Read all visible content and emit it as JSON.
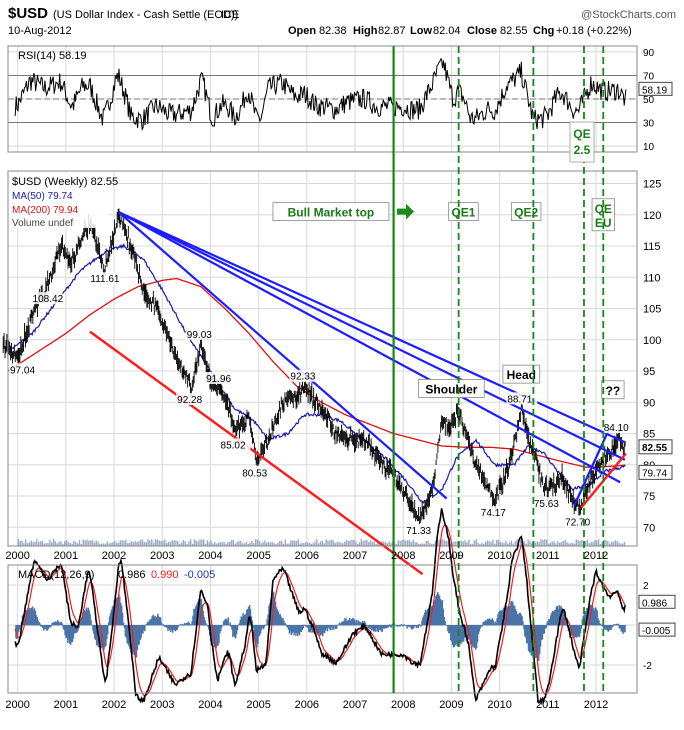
{
  "header": {
    "symbol": "$USD",
    "description": "(US Dollar Index - Cash Settle (EOD))",
    "exchange": "ICE",
    "date": "10-Aug-2012",
    "source": "@StockCharts.com",
    "open_label": "Open",
    "open": "82.38",
    "high_label": "High",
    "high": "82.87",
    "low_label": "Low",
    "low": "82.04",
    "close_label": "Close",
    "close": "82.55",
    "chg_label": "Chg",
    "chg": "+0.18 (+0.22%)"
  },
  "colors": {
    "price": "#000000",
    "ma50": "#1a1aa8",
    "ma200": "#dd1111",
    "trend_blue": "#1c1cff",
    "trend_red": "#ff1a1a",
    "event_line": "#138a13",
    "volume": "#2f5f9a",
    "macd": "#000000",
    "signal": "#ee2222",
    "histogram": "#4a74a8",
    "grid": "#d8d8d8"
  },
  "chart_data": [
    {
      "type": "line",
      "panel": "rsi",
      "title": "RSI(14) 58.19",
      "series": [
        {
          "name": "RSI(14)",
          "last": 58.19
        }
      ],
      "y_ticks": [
        10,
        30,
        50,
        70,
        90
      ],
      "reference_levels": [
        30,
        50,
        70
      ],
      "ylim": [
        5,
        95
      ],
      "y_tag": "58.19"
    },
    {
      "type": "line",
      "panel": "price",
      "title": "$USD (Weekly) 82.55",
      "x_axis_labels": [
        "2000",
        "2001",
        "2002",
        "2003",
        "2004",
        "2005",
        "2006",
        "2007",
        "2008",
        "2009",
        "2010",
        "2011",
        "2012"
      ],
      "ylim": [
        67,
        127
      ],
      "y_ticks": [
        70,
        75,
        80,
        85,
        90,
        95,
        100,
        105,
        110,
        115,
        120,
        125
      ],
      "series": [
        {
          "name": "$USD (Weekly)",
          "last": 82.55
        },
        {
          "name": "MA(50)",
          "last": 79.74
        },
        {
          "name": "MA(200)",
          "last": 79.94
        },
        {
          "name": "Volume undef"
        }
      ],
      "price_path": [
        [
          1999.7,
          99.5
        ],
        [
          2000.0,
          97.04
        ],
        [
          2000.3,
          104
        ],
        [
          2000.6,
          108.42
        ],
        [
          2000.9,
          115
        ],
        [
          2001.1,
          112
        ],
        [
          2001.5,
          119
        ],
        [
          2001.8,
          111.61
        ],
        [
          2002.0,
          117
        ],
        [
          2002.1,
          120.4
        ],
        [
          2002.3,
          116
        ],
        [
          2002.6,
          108
        ],
        [
          2002.9,
          105
        ],
        [
          2003.1,
          101
        ],
        [
          2003.3,
          97
        ],
        [
          2003.5,
          94
        ],
        [
          2003.6,
          92.28
        ],
        [
          2003.8,
          99.03
        ],
        [
          2004.0,
          93
        ],
        [
          2004.2,
          91.96
        ],
        [
          2004.4,
          89
        ],
        [
          2004.5,
          85.02
        ],
        [
          2004.8,
          88
        ],
        [
          2004.95,
          80.53
        ],
        [
          2005.2,
          84
        ],
        [
          2005.5,
          90
        ],
        [
          2005.8,
          91
        ],
        [
          2005.95,
          92.33
        ],
        [
          2006.3,
          89
        ],
        [
          2006.6,
          85
        ],
        [
          2006.9,
          84
        ],
        [
          2007.2,
          84
        ],
        [
          2007.5,
          81
        ],
        [
          2007.8,
          78
        ],
        [
          2008.0,
          76
        ],
        [
          2008.2,
          73
        ],
        [
          2008.35,
          71.33
        ],
        [
          2008.6,
          76
        ],
        [
          2008.8,
          87
        ],
        [
          2009.0,
          86
        ],
        [
          2009.15,
          89
        ],
        [
          2009.5,
          80
        ],
        [
          2009.8,
          76
        ],
        [
          2009.9,
          74.17
        ],
        [
          2010.2,
          80
        ],
        [
          2010.45,
          88.71
        ],
        [
          2010.7,
          82
        ],
        [
          2010.9,
          77
        ],
        [
          2011.0,
          75.63
        ],
        [
          2011.3,
          78
        ],
        [
          2011.55,
          74
        ],
        [
          2011.65,
          72.7
        ],
        [
          2011.9,
          78
        ],
        [
          2012.1,
          80
        ],
        [
          2012.3,
          82
        ],
        [
          2012.45,
          84.1
        ],
        [
          2012.55,
          83
        ],
        [
          2012.62,
          82.55
        ]
      ],
      "ma50_path": [
        [
          1999.8,
          98
        ],
        [
          2000.3,
          101
        ],
        [
          2000.8,
          106
        ],
        [
          2001.3,
          111
        ],
        [
          2001.8,
          114
        ],
        [
          2002.2,
          115
        ],
        [
          2002.6,
          113
        ],
        [
          2003.0,
          108
        ],
        [
          2003.5,
          101
        ],
        [
          2004.0,
          95
        ],
        [
          2004.5,
          89
        ],
        [
          2004.9,
          87
        ],
        [
          2005.2,
          84
        ],
        [
          2005.6,
          85
        ],
        [
          2005.95,
          88
        ],
        [
          2006.3,
          88
        ],
        [
          2006.7,
          87
        ],
        [
          2007.0,
          85
        ],
        [
          2007.5,
          82
        ],
        [
          2008.0,
          78
        ],
        [
          2008.4,
          74
        ],
        [
          2008.8,
          76
        ],
        [
          2009.1,
          81
        ],
        [
          2009.5,
          84
        ],
        [
          2009.9,
          80
        ],
        [
          2010.3,
          80
        ],
        [
          2010.6,
          83
        ],
        [
          2010.9,
          82
        ],
        [
          2011.2,
          79
        ],
        [
          2011.5,
          76
        ],
        [
          2011.9,
          77
        ],
        [
          2012.2,
          79
        ],
        [
          2012.62,
          79.74
        ]
      ],
      "ma200_path": [
        [
          1999.8,
          95
        ],
        [
          2000.5,
          98.5
        ],
        [
          2001.0,
          101
        ],
        [
          2001.5,
          104
        ],
        [
          2002.0,
          106.5
        ],
        [
          2002.5,
          108.5
        ],
        [
          2003.0,
          109.5
        ],
        [
          2003.3,
          109.8
        ],
        [
          2003.8,
          108.5
        ],
        [
          2004.3,
          105
        ],
        [
          2004.8,
          101
        ],
        [
          2005.3,
          96.5
        ],
        [
          2005.8,
          92.5
        ],
        [
          2006.3,
          90
        ],
        [
          2006.8,
          88
        ],
        [
          2007.3,
          86.5
        ],
        [
          2007.8,
          85
        ],
        [
          2008.3,
          84
        ],
        [
          2008.8,
          83
        ],
        [
          2009.3,
          82.8
        ],
        [
          2009.8,
          82.8
        ],
        [
          2010.3,
          82.5
        ],
        [
          2010.8,
          81.5
        ],
        [
          2011.3,
          80.5
        ],
        [
          2011.8,
          79.6
        ],
        [
          2012.2,
          79.7
        ],
        [
          2012.62,
          79.94
        ]
      ],
      "price_labels": [
        {
          "x": 2000.0,
          "y": 97.04,
          "text": "97.04",
          "pos": "below"
        },
        {
          "x": 2000.6,
          "y": 108.42,
          "text": "108.42",
          "pos": "below"
        },
        {
          "x": 2001.8,
          "y": 111.61,
          "text": "111.61",
          "pos": "below"
        },
        {
          "x": 2003.8,
          "y": 99.03,
          "text": "99.03",
          "pos": "above"
        },
        {
          "x": 2003.6,
          "y": 92.28,
          "text": "92.28",
          "pos": "below"
        },
        {
          "x": 2004.2,
          "y": 91.96,
          "text": "91.96",
          "pos": "above"
        },
        {
          "x": 2004.5,
          "y": 85.02,
          "text": "85.02",
          "pos": "below"
        },
        {
          "x": 2004.95,
          "y": 80.53,
          "text": "80.53",
          "pos": "below"
        },
        {
          "x": 2005.95,
          "y": 92.33,
          "text": "92.33",
          "pos": "above"
        },
        {
          "x": 2008.35,
          "y": 71.33,
          "text": "71.33",
          "pos": "below"
        },
        {
          "x": 2009.9,
          "y": 74.17,
          "text": "74.17",
          "pos": "below"
        },
        {
          "x": 2010.45,
          "y": 88.71,
          "text": "88.71",
          "pos": "above"
        },
        {
          "x": 2011.0,
          "y": 75.63,
          "text": "75.63",
          "pos": "below"
        },
        {
          "x": 2011.65,
          "y": 72.7,
          "text": "72.70",
          "pos": "below"
        },
        {
          "x": 2012.45,
          "y": 84.1,
          "text": "84.10",
          "pos": "above"
        }
      ],
      "trendlines_blue": [
        {
          "from": [
            2002.1,
            120.4
          ],
          "to": [
            2008.9,
            74.6
          ]
        },
        {
          "from": [
            2002.1,
            120.4
          ],
          "to": [
            2012.5,
            77.2
          ]
        },
        {
          "from": [
            2002.1,
            120.4
          ],
          "to": [
            2012.6,
            80.8
          ]
        },
        {
          "from": [
            2002.1,
            120.4
          ],
          "to": [
            2012.6,
            83.6
          ]
        },
        {
          "from": [
            2011.55,
            73.5
          ],
          "to": [
            2012.3,
            86.2
          ]
        }
      ],
      "trendlines_red": [
        {
          "from": [
            2001.5,
            101.3
          ],
          "to": [
            2008.4,
            62.5
          ]
        },
        {
          "from": [
            2011.7,
            73.2
          ],
          "to": [
            2012.62,
            81.8
          ]
        }
      ],
      "annotations": [
        {
          "text": "Bull Market top",
          "color": "green",
          "x": 2006.5,
          "y": 120.5,
          "arrow": true
        },
        {
          "text": "QE1",
          "color": "green",
          "x": 2009.25,
          "y": 120.5
        },
        {
          "text": "QE2",
          "color": "green",
          "x": 2010.55,
          "y": 120.5
        },
        {
          "text": "QE\nEU",
          "color": "green",
          "x": 2012.15,
          "y": 120
        },
        {
          "text": "Shoulder",
          "color": "black",
          "x": 2009.0,
          "y": 92.2
        },
        {
          "text": "Head",
          "color": "black",
          "x": 2010.45,
          "y": 94.5
        },
        {
          "text": "??",
          "color": "black",
          "x": 2012.35,
          "y": 92.0
        }
      ],
      "y_tags": [
        {
          "value": 82.55,
          "text": "82.55",
          "bold": true
        },
        {
          "value": 79.74,
          "text": "79.74",
          "bold": false
        }
      ]
    },
    {
      "type": "line",
      "panel": "macd",
      "title": "MACD(12,26,9)",
      "series": [
        {
          "name": "MACD",
          "last": 0.986
        },
        {
          "name": "Signal",
          "last": 0.99
        },
        {
          "name": "Histogram",
          "last": -0.005
        }
      ],
      "value_labels": [
        "0.986",
        "0.990",
        "-0.005"
      ],
      "y_ticks": [
        -2,
        0,
        2
      ],
      "ylim": [
        -3.4,
        3.0
      ],
      "y_tags": [
        {
          "value": 0.986,
          "text": "0.986"
        },
        {
          "value": -0.005,
          "text": "-0.005"
        }
      ]
    }
  ],
  "x_axis": {
    "years": [
      "2000",
      "2001",
      "2002",
      "2003",
      "2004",
      "2005",
      "2006",
      "2007",
      "2008",
      "2009",
      "2010",
      "2011",
      "2012"
    ]
  },
  "events": [
    {
      "name": "Bull Market top",
      "x": 2007.8,
      "style": "solid"
    },
    {
      "name": "QE1",
      "x": 2009.15,
      "style": "dashed"
    },
    {
      "name": "QE2",
      "x": 2010.7,
      "style": "dashed"
    },
    {
      "name": "QE 2.5",
      "x": 2011.75,
      "style": "dashed"
    },
    {
      "name": "QE EU",
      "x": 2012.15,
      "style": "dashed"
    }
  ],
  "rsi_labels": {
    "qe25": "QE\n2.5"
  }
}
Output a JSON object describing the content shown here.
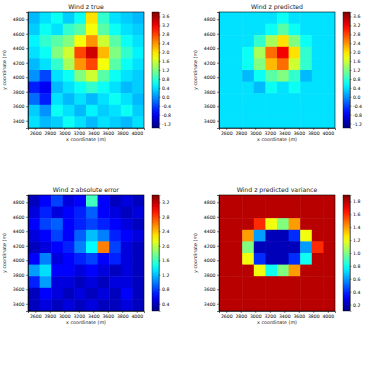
{
  "chart_data": [
    {
      "type": "heatmap",
      "title": "Wind z true",
      "x_label": "x coordinate (m)",
      "y_label": "y coordinate (m)",
      "xlim": [
        2500,
        4100
      ],
      "ylim": [
        3300,
        4900
      ],
      "xticks": [
        2600,
        2800,
        3000,
        3200,
        3400,
        3600,
        3800,
        4000
      ],
      "yticks": [
        3400,
        3600,
        3800,
        4000,
        4200,
        4400,
        4600,
        4800
      ],
      "x": [
        2580,
        2740,
        2900,
        3060,
        3220,
        3380,
        3540,
        3700,
        3860,
        4020
      ],
      "y": [
        4820,
        4660,
        4500,
        4340,
        4180,
        4020,
        3860,
        3700,
        3540,
        3380
      ],
      "cells": [
        [
          0.2,
          0.4,
          0.6,
          0.3,
          0.6,
          2.0,
          0.8,
          0.4,
          0.3,
          0.2
        ],
        [
          0.3,
          0.6,
          0.4,
          0.8,
          1.0,
          1.8,
          1.0,
          0.6,
          0.4,
          0.3
        ],
        [
          0.5,
          0.8,
          1.0,
          1.2,
          1.8,
          2.4,
          1.6,
          1.0,
          0.6,
          0.4
        ],
        [
          0.4,
          0.6,
          1.2,
          1.6,
          2.8,
          3.4,
          2.2,
          1.2,
          0.8,
          0.5
        ],
        [
          0.2,
          0.4,
          0.8,
          1.4,
          2.4,
          2.8,
          1.8,
          1.0,
          0.6,
          0.4
        ],
        [
          0.0,
          -0.4,
          0.4,
          0.6,
          1.2,
          1.6,
          1.0,
          0.6,
          0.4,
          0.3
        ],
        [
          -0.6,
          -0.8,
          0.2,
          0.4,
          0.6,
          0.8,
          0.6,
          0.4,
          0.2,
          0.3
        ],
        [
          -0.2,
          -0.6,
          0.4,
          0.2,
          0.4,
          0.2,
          0.4,
          0.6,
          0.4,
          0.2
        ],
        [
          0.3,
          0.0,
          0.6,
          0.4,
          0.2,
          0.5,
          0.3,
          0.4,
          0.6,
          0.3
        ],
        [
          0.4,
          0.2,
          0.3,
          0.6,
          0.4,
          0.2,
          0.4,
          0.3,
          0.2,
          0.4
        ]
      ],
      "colorbar_range": [
        -1.4,
        3.8
      ],
      "colorbar_ticks": [
        -1.2,
        -0.8,
        -0.4,
        {
          "value": 0,
          "label": "0.0"
        },
        0.4,
        0.8,
        1.2,
        1.6,
        {
          "value": 2,
          "label": "2.0"
        },
        2.4,
        2.8,
        3.2,
        3.6
      ]
    },
    {
      "type": "heatmap",
      "title": "Wind z predicted",
      "x_label": "x coordinate (m)",
      "y_label": "y coordinate (m)",
      "xlim": [
        2500,
        4100
      ],
      "ylim": [
        3300,
        4900
      ],
      "xticks": [
        2600,
        2800,
        3000,
        3200,
        3400,
        3600,
        3800,
        4000
      ],
      "yticks": [
        3400,
        3600,
        3800,
        4000,
        4200,
        4400,
        4600,
        4800
      ],
      "x": [
        2580,
        2740,
        2900,
        3060,
        3220,
        3380,
        3540,
        3700,
        3860,
        4020
      ],
      "y": [
        4820,
        4660,
        4500,
        4340,
        4180,
        4020,
        3860,
        3700,
        3540,
        3380
      ],
      "cells": [
        [
          0.4,
          0.4,
          0.4,
          0.4,
          0.4,
          0.6,
          0.4,
          0.4,
          0.4,
          0.4
        ],
        [
          0.4,
          0.4,
          0.4,
          0.4,
          0.6,
          1.0,
          0.6,
          0.4,
          0.4,
          0.4
        ],
        [
          0.4,
          0.4,
          0.4,
          0.8,
          1.4,
          2.0,
          1.2,
          0.6,
          0.4,
          0.4
        ],
        [
          0.4,
          0.4,
          0.6,
          1.4,
          2.6,
          3.2,
          2.0,
          0.8,
          0.4,
          0.4
        ],
        [
          0.4,
          0.4,
          0.6,
          1.2,
          2.2,
          2.6,
          1.6,
          0.8,
          0.4,
          0.4
        ],
        [
          0.4,
          0.4,
          0.2,
          0.6,
          1.0,
          1.2,
          0.8,
          0.2,
          0.4,
          0.4
        ],
        [
          0.4,
          0.4,
          0.4,
          0.2,
          0.6,
          0.4,
          0.6,
          0.4,
          0.4,
          0.4
        ],
        [
          0.4,
          0.4,
          0.4,
          0.4,
          0.4,
          0.4,
          0.4,
          0.4,
          0.4,
          0.4
        ],
        [
          0.4,
          0.4,
          0.4,
          0.4,
          0.4,
          0.4,
          0.4,
          0.4,
          0.4,
          0.4
        ],
        [
          0.4,
          0.4,
          0.4,
          0.4,
          0.4,
          0.4,
          0.4,
          0.4,
          0.4,
          0.4
        ]
      ],
      "colorbar_range": [
        -1.4,
        3.8
      ],
      "colorbar_ticks": [
        -1.2,
        -0.8,
        -0.4,
        {
          "value": 0,
          "label": "0.0"
        },
        0.4,
        0.8,
        1.2,
        1.6,
        {
          "value": 2,
          "label": "2.0"
        },
        2.4,
        2.8,
        3.2,
        3.6
      ]
    },
    {
      "type": "heatmap",
      "title": "Wind z absolute error",
      "x_label": "x coordinate (m)",
      "y_label": "y coordinate (m)",
      "xlim": [
        2500,
        4100
      ],
      "ylim": [
        3300,
        4900
      ],
      "xticks": [
        2600,
        2800,
        3000,
        3200,
        3400,
        3600,
        3800,
        4000
      ],
      "yticks": [
        3400,
        3600,
        3800,
        4000,
        4200,
        4400,
        4600,
        4800
      ],
      "x": [
        2580,
        2740,
        2900,
        3060,
        3220,
        3380,
        3540,
        3700,
        3860,
        4020
      ],
      "y": [
        4820,
        4660,
        4500,
        4340,
        4180,
        4020,
        3860,
        3700,
        3540,
        3380
      ],
      "cells": [
        [
          0.4,
          0.6,
          0.8,
          0.5,
          0.6,
          1.6,
          0.6,
          0.4,
          0.5,
          0.4
        ],
        [
          0.5,
          0.7,
          0.5,
          0.6,
          0.7,
          0.9,
          0.6,
          0.5,
          0.4,
          0.5
        ],
        [
          0.6,
          0.8,
          0.9,
          0.6,
          0.7,
          0.8,
          0.7,
          0.6,
          0.5,
          0.4
        ],
        [
          0.5,
          0.6,
          0.8,
          0.6,
          0.9,
          1.2,
          1.0,
          0.7,
          0.6,
          0.5
        ],
        [
          0.4,
          0.5,
          0.6,
          0.7,
          1.0,
          1.4,
          2.6,
          0.8,
          0.5,
          0.4
        ],
        [
          0.6,
          1.0,
          0.5,
          0.6,
          0.7,
          0.8,
          0.6,
          0.7,
          0.5,
          0.4
        ],
        [
          1.1,
          1.3,
          0.6,
          0.6,
          0.5,
          0.6,
          0.5,
          0.4,
          0.5,
          0.4
        ],
        [
          0.7,
          1.1,
          0.5,
          0.5,
          0.4,
          0.5,
          0.4,
          0.5,
          0.5,
          0.4
        ],
        [
          0.4,
          0.6,
          0.5,
          0.4,
          0.5,
          0.4,
          0.5,
          0.4,
          0.6,
          0.4
        ],
        [
          0.4,
          0.5,
          0.4,
          0.5,
          0.4,
          0.5,
          0.4,
          0.4,
          0.5,
          0.4
        ]
      ],
      "colorbar_range": [
        0.2,
        3.4
      ],
      "colorbar_ticks": [
        0.4,
        0.8,
        1.2,
        1.6,
        {
          "value": 2,
          "label": "2.0"
        },
        2.4,
        2.8,
        3.2
      ]
    },
    {
      "type": "heatmap",
      "title": "Wind z predicted variance",
      "x_label": "x coordinate (m)",
      "y_label": "y coordinate (m)",
      "xlim": [
        2500,
        4100
      ],
      "ylim": [
        3300,
        4900
      ],
      "xticks": [
        2600,
        2800,
        3000,
        3200,
        3400,
        3600,
        3800,
        4000
      ],
      "yticks": [
        3400,
        3600,
        3800,
        4000,
        4200,
        4400,
        4600,
        4800
      ],
      "x": [
        2580,
        2740,
        2900,
        3060,
        3220,
        3380,
        3540,
        3700,
        3860,
        4020
      ],
      "y": [
        4820,
        4660,
        4500,
        4340,
        4180,
        4020,
        3860,
        3700,
        3540,
        3380
      ],
      "cells": [
        [
          1.8,
          1.8,
          1.8,
          1.8,
          1.8,
          1.8,
          1.8,
          1.8,
          1.8,
          1.8
        ],
        [
          1.8,
          1.8,
          1.8,
          1.8,
          1.8,
          1.8,
          1.8,
          1.8,
          1.8,
          1.8
        ],
        [
          1.8,
          1.8,
          1.8,
          1.6,
          1.2,
          1.0,
          1.4,
          1.8,
          1.8,
          1.8
        ],
        [
          1.8,
          1.8,
          1.4,
          0.6,
          0.2,
          0.2,
          0.4,
          1.2,
          1.8,
          1.8
        ],
        [
          1.8,
          1.8,
          1.0,
          0.2,
          0.2,
          0.2,
          0.2,
          0.6,
          1.6,
          1.8
        ],
        [
          1.8,
          1.8,
          1.2,
          0.4,
          0.2,
          0.2,
          0.4,
          0.8,
          1.8,
          1.8
        ],
        [
          1.8,
          1.8,
          1.8,
          1.2,
          0.8,
          1.0,
          1.4,
          1.8,
          1.8,
          1.8
        ],
        [
          1.8,
          1.8,
          1.8,
          1.8,
          1.8,
          1.8,
          1.8,
          1.8,
          1.8,
          1.8
        ],
        [
          1.8,
          1.8,
          1.8,
          1.8,
          1.8,
          1.8,
          1.8,
          1.8,
          1.8,
          1.8
        ],
        [
          1.8,
          1.8,
          1.8,
          1.8,
          1.8,
          1.8,
          1.8,
          1.8,
          1.8,
          1.8
        ]
      ],
      "colorbar_range": [
        0.1,
        1.9
      ],
      "colorbar_ticks": [
        0.2,
        0.4,
        0.6,
        0.8,
        {
          "value": 1,
          "label": "1.0"
        },
        1.2,
        1.4,
        1.6,
        1.8
      ]
    }
  ]
}
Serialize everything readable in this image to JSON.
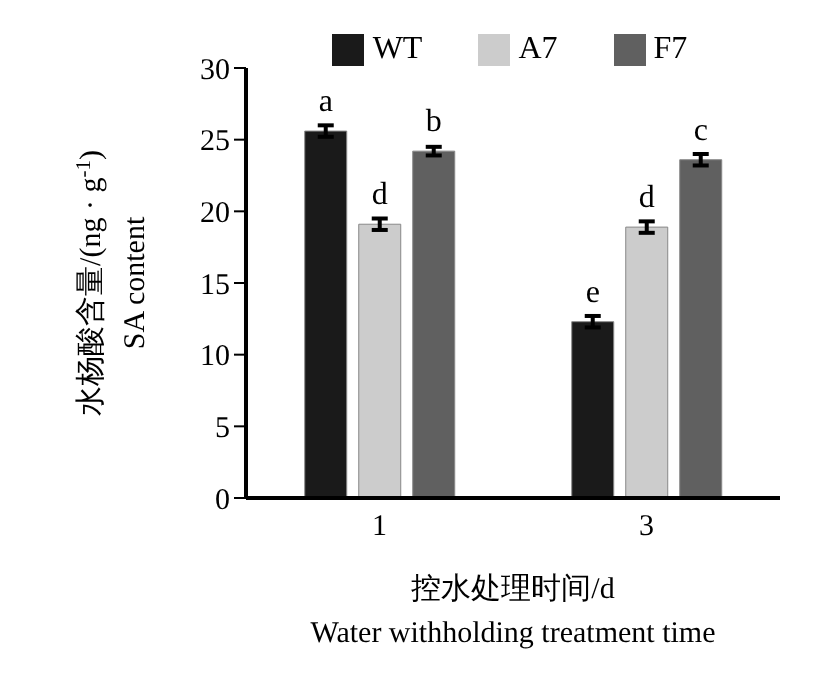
{
  "chart_data": {
    "type": "bar",
    "ylabel": "水杨酸含量/(ng · g$^{-1}$)\nSA content",
    "xlabel": "控水处理时间/d\nWater withholding treatment time",
    "categories": [
      "1",
      "3"
    ],
    "series": [
      {
        "name": "WT",
        "color": "#1a1a1a",
        "values": [
          25.6,
          12.3
        ],
        "errors": [
          0.4,
          0.4
        ],
        "value_labels": [
          "a",
          "e"
        ]
      },
      {
        "name": "A7",
        "color": "#cccccc",
        "values": [
          19.1,
          18.9
        ],
        "errors": [
          0.4,
          0.4
        ],
        "value_labels": [
          "d",
          "d"
        ]
      },
      {
        "name": "F7",
        "color": "#606060",
        "values": [
          24.2,
          23.6
        ],
        "errors": [
          0.3,
          0.4
        ],
        "value_labels": [
          "b",
          "c"
        ]
      }
    ],
    "ylim": [
      0,
      30
    ],
    "yticks": [
      0,
      5,
      10,
      15,
      20,
      25,
      30
    ],
    "grid": false,
    "legend": "top"
  }
}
--------------------
WHAT TO PRODUCE –
Counting only lines of the data above that hold "Market", report the total and nothing else.

TASK SOLUTION –
2